Material for the task
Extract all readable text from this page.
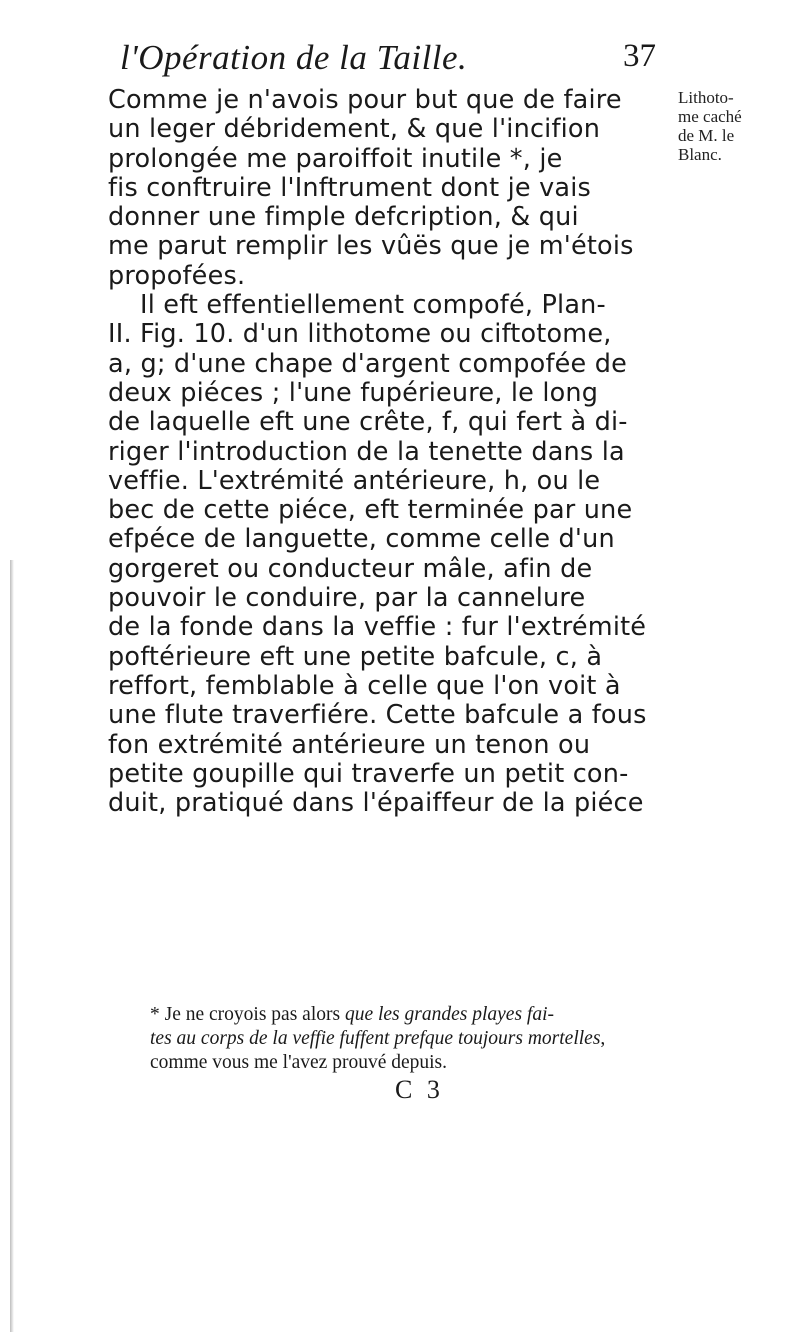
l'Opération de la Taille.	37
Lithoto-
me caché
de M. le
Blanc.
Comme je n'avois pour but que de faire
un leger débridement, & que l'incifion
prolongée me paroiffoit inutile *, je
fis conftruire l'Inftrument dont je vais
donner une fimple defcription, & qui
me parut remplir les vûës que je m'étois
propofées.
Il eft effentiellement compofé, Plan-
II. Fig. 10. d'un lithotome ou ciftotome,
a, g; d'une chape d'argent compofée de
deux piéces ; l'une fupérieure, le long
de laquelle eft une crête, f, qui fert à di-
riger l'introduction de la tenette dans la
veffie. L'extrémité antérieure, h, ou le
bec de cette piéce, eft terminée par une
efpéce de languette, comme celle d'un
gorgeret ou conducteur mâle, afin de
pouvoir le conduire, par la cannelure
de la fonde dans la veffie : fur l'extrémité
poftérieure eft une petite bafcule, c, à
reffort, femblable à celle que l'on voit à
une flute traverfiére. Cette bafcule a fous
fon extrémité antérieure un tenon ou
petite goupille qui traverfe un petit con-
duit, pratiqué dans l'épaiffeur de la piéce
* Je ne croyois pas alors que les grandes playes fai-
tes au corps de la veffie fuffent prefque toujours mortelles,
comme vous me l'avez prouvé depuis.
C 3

To be done
Your task is to pick out every line with the string "extrémité" and copy it.

Solution to the problem
veffie. L'extrémité antérieure, h, ou le
de la fonde dans la veffie : fur l'extrémité
fon extrémité antérieure un tenon ou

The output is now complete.